Exercise: Read through the data and count the lines that contain the string "avatar"; give only the result.

Data records:

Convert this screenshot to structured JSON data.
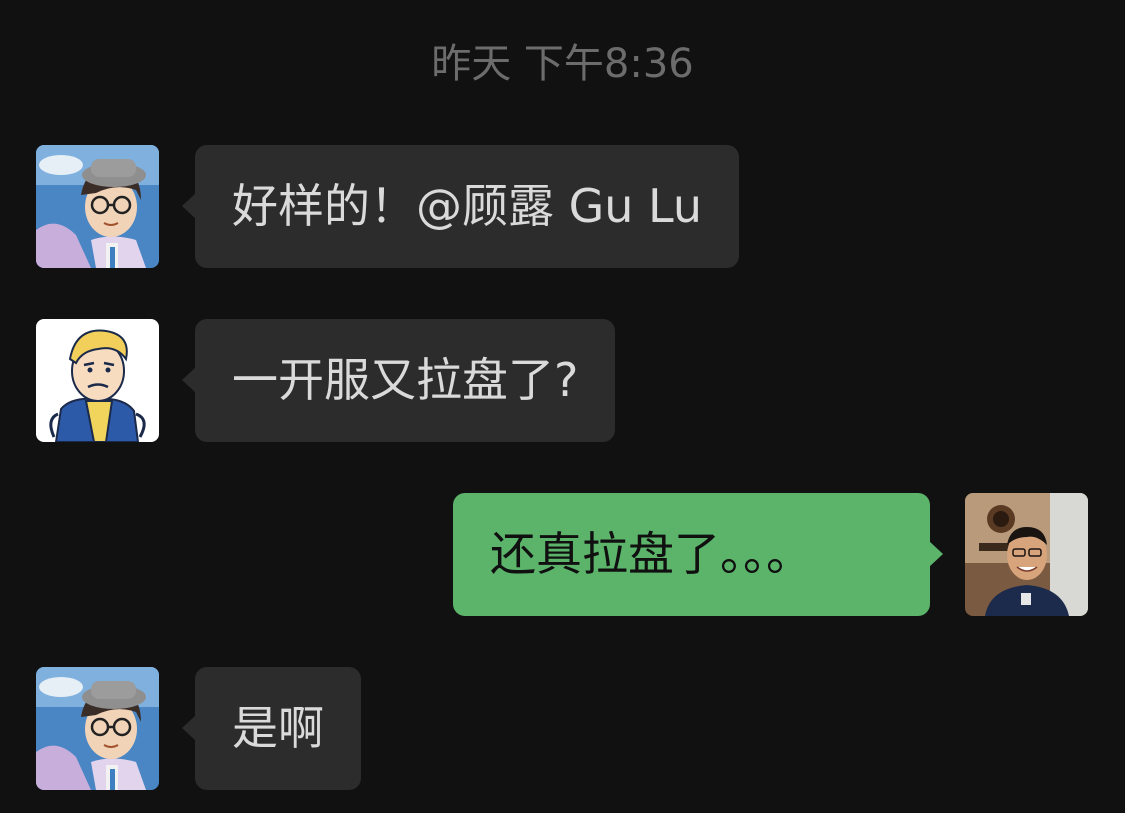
{
  "chat": {
    "timestamp": "昨天 下午8:36",
    "messages": [
      {
        "sender": "other",
        "avatar": "anime-boy-glasses-avatar",
        "text": "好样的！@顾露 Gu Lu"
      },
      {
        "sender": "other",
        "avatar": "vault-boy-avatar",
        "text": "一开服又拉盘了?"
      },
      {
        "sender": "self",
        "avatar": "smiling-man-photo-avatar",
        "text": "还真拉盘了。。。"
      },
      {
        "sender": "other",
        "avatar": "anime-boy-glasses-avatar",
        "text": "是啊"
      }
    ]
  },
  "colors": {
    "background": "#111111",
    "incoming_bubble": "#2c2c2c",
    "outgoing_bubble": "#5bb46a",
    "timestamp_text": "#6c6c6c"
  }
}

Solution for this exercise: 4